= SET TASK =
Using the data below, gather each line that includes the word "Manufacturer".

[Figure record extracts]

************

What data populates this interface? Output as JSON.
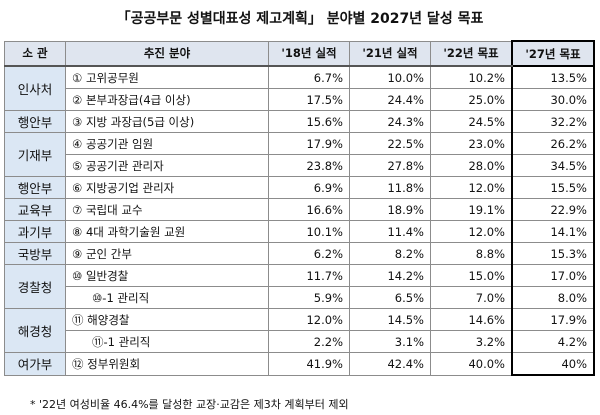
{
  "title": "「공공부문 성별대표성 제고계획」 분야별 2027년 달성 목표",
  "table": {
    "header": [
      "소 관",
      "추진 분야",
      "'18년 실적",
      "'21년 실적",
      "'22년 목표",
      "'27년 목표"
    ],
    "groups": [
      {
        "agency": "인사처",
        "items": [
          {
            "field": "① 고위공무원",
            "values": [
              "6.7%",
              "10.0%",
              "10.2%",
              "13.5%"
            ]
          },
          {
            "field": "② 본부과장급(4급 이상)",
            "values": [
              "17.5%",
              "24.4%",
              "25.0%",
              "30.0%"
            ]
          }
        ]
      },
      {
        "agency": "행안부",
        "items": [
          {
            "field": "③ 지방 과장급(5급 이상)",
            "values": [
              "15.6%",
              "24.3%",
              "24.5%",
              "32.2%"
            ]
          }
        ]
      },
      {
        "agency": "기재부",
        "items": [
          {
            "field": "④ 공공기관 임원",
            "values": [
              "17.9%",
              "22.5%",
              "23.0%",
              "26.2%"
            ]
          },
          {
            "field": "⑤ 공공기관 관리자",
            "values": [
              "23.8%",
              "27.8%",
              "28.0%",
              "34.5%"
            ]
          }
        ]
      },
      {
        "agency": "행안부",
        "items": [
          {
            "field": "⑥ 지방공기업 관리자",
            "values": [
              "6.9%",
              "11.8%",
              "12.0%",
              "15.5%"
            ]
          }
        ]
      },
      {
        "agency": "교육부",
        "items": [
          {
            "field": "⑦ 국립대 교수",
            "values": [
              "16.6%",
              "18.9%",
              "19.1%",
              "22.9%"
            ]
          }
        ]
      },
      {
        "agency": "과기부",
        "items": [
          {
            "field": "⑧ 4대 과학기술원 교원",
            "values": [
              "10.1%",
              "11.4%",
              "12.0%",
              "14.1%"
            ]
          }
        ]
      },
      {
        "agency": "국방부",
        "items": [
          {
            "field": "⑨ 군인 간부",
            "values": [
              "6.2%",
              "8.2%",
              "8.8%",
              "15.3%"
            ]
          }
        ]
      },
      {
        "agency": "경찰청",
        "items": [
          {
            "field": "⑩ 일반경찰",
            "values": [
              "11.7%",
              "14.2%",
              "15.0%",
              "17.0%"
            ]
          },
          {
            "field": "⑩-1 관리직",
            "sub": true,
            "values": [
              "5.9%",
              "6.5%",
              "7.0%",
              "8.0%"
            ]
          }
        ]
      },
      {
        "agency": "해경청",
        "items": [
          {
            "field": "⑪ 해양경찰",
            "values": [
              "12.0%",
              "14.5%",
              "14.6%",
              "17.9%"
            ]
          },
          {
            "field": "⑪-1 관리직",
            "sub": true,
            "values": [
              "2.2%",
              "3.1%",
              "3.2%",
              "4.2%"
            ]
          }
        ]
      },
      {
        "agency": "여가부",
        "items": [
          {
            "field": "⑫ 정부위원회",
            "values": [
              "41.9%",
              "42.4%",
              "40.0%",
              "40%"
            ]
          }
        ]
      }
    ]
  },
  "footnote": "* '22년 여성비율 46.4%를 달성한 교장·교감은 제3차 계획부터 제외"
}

************

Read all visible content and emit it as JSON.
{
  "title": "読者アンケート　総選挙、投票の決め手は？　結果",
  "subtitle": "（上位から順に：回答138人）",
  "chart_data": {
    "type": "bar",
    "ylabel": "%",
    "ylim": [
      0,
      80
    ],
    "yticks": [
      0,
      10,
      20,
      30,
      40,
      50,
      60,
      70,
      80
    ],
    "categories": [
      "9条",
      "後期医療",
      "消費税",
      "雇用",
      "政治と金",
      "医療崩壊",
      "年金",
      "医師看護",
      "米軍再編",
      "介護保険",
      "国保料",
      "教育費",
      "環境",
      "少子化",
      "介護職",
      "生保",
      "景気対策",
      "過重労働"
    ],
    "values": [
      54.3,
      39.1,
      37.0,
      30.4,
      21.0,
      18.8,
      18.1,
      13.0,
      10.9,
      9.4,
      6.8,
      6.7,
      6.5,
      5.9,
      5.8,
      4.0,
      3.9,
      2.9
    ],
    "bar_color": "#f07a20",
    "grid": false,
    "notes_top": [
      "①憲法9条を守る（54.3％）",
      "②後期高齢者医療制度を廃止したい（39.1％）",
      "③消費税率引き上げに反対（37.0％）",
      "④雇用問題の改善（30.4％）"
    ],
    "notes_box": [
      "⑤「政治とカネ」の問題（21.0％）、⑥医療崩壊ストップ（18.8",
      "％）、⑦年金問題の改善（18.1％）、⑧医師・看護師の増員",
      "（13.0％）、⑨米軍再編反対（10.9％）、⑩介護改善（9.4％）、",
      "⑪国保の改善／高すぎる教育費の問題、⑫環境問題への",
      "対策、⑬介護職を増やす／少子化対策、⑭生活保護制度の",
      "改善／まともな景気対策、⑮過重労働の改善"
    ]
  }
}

************

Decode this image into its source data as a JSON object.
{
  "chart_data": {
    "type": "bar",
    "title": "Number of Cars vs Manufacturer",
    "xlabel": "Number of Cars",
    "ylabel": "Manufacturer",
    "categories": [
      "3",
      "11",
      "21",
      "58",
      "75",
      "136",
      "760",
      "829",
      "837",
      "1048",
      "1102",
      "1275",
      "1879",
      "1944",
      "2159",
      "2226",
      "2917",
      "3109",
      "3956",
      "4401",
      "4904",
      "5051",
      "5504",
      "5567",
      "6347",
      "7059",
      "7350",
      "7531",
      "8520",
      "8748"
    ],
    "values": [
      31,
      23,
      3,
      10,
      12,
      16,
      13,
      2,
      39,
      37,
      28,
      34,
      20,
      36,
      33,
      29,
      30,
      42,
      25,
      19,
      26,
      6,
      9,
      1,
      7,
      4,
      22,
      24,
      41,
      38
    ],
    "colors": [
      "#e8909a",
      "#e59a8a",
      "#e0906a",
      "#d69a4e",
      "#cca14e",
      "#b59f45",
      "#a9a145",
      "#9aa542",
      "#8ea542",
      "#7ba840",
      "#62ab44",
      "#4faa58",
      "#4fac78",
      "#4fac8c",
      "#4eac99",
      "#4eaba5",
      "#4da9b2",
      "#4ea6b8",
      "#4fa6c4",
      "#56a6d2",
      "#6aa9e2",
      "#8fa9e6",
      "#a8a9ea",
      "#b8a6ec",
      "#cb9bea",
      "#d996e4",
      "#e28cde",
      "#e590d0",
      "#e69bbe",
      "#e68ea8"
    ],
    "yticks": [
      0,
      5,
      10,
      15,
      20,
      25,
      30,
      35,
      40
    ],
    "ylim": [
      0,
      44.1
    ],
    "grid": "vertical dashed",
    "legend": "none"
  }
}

************

= WRITTEN RESPONSE =
    "title": "Number of Cars vs Manufacturer",
    "ylabel": "Manufacturer",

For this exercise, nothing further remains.